**** Data for processing ****

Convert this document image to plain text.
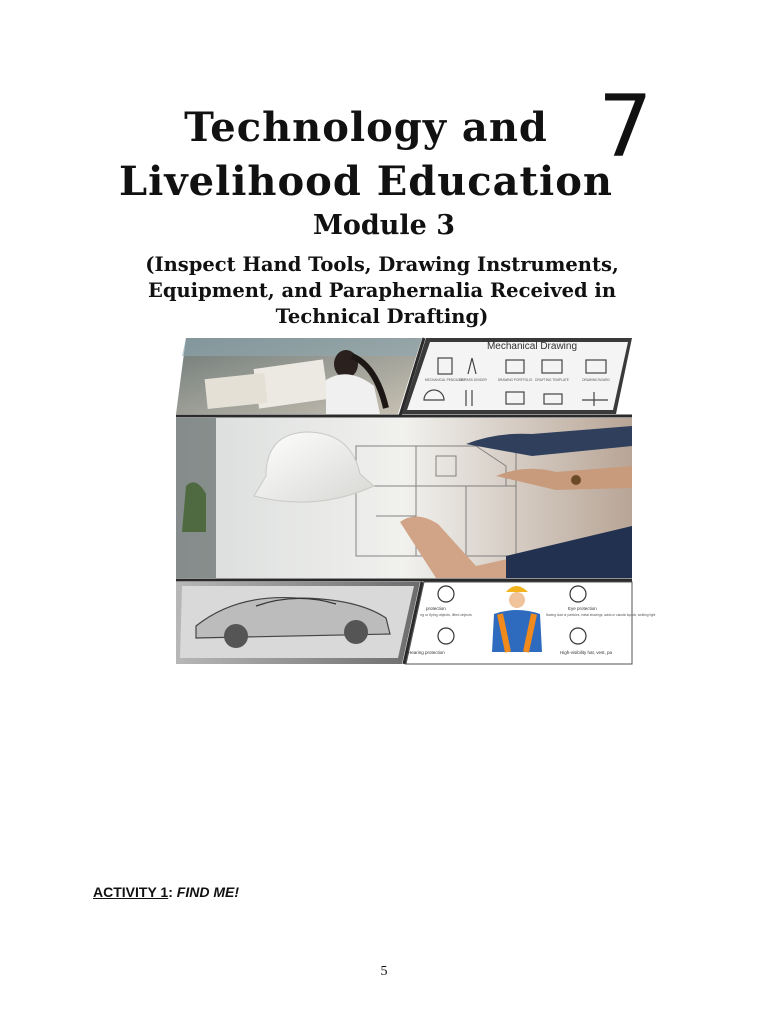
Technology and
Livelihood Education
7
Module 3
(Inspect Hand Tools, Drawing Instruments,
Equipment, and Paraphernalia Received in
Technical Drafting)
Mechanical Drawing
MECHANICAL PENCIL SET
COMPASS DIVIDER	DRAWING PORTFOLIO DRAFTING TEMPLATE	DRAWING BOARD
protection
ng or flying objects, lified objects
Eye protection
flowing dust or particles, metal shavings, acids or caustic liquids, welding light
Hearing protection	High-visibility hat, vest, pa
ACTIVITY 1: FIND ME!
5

****

- Aim: Copy out every line of the material above that mentions the word "protection".

- Answer to the problem:
protection
Eye protection
Hearing protection	High-visibility hat, vest, pa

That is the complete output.